── RECORDS PROVIDED ──

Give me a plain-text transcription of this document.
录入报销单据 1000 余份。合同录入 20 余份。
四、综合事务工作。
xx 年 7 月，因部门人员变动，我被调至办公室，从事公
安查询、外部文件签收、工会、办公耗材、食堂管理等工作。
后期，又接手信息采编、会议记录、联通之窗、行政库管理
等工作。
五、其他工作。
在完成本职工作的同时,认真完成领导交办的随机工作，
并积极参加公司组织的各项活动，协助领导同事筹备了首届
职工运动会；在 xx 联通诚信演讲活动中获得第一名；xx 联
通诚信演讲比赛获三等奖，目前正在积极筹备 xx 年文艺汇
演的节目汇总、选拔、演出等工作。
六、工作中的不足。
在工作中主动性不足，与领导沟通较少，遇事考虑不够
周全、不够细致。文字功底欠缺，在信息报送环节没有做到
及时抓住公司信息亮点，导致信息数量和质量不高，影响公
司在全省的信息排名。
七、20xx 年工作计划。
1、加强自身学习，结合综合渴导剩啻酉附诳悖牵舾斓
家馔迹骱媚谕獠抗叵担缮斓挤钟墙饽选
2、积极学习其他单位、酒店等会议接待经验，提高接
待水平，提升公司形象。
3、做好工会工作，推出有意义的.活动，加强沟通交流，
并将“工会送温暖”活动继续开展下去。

───

_PROBLEM TO WORK ON_. Your task is to quote all of the data word for word.

_RESULT OF THIS TASK_.
Give me a plain-text transcription of this document.
录入报销单据 1000 余份。合同录入 20 余份。
四、综合事务工作。
xx 年 7 月，因部门人员变动，我被调至办公室，从事公
安查询、外部文件签收、工会、办公耗材、食堂管理等工作。
后期，又接手信息采编、会议记录、联通之窗、行政库管理
等工作。
五、其他工作。
在完成本职工作的同时,认真完成领导交办的随机工作，
并积极参加公司组织的各项活动，协助领导同事筹备了首届
职工运动会；在 xx 联通诚信演讲活动中获得第一名；xx 联
通诚信演讲比赛获三等奖，目前正在积极筹备 xx 年文艺汇
演的节目汇总、选拔、演出等工作。
六、工作中的不足。
在工作中主动性不足，与领导沟通较少，遇事考虑不够
周全、不够细致。文字功底欠缺，在信息报送环节没有做到
及时抓住公司信息亮点，导致信息数量和质量不高，影响公
司在全省的信息排名。
七、20xx 年工作计划。
1、加强自身学习，结合综合渴导剩啻酉附诳悖牵舾斓
家馔迹骱媚谕獠抗叵担缮斓挤钟墙饽选
2、积极学习其他单位、酒店等会议接待经验，提高接
待水平，提升公司形象。
3、做好工会工作，推出有意义的.活动，加强沟通交流，
并将“工会送温暖”活动继续开展下去。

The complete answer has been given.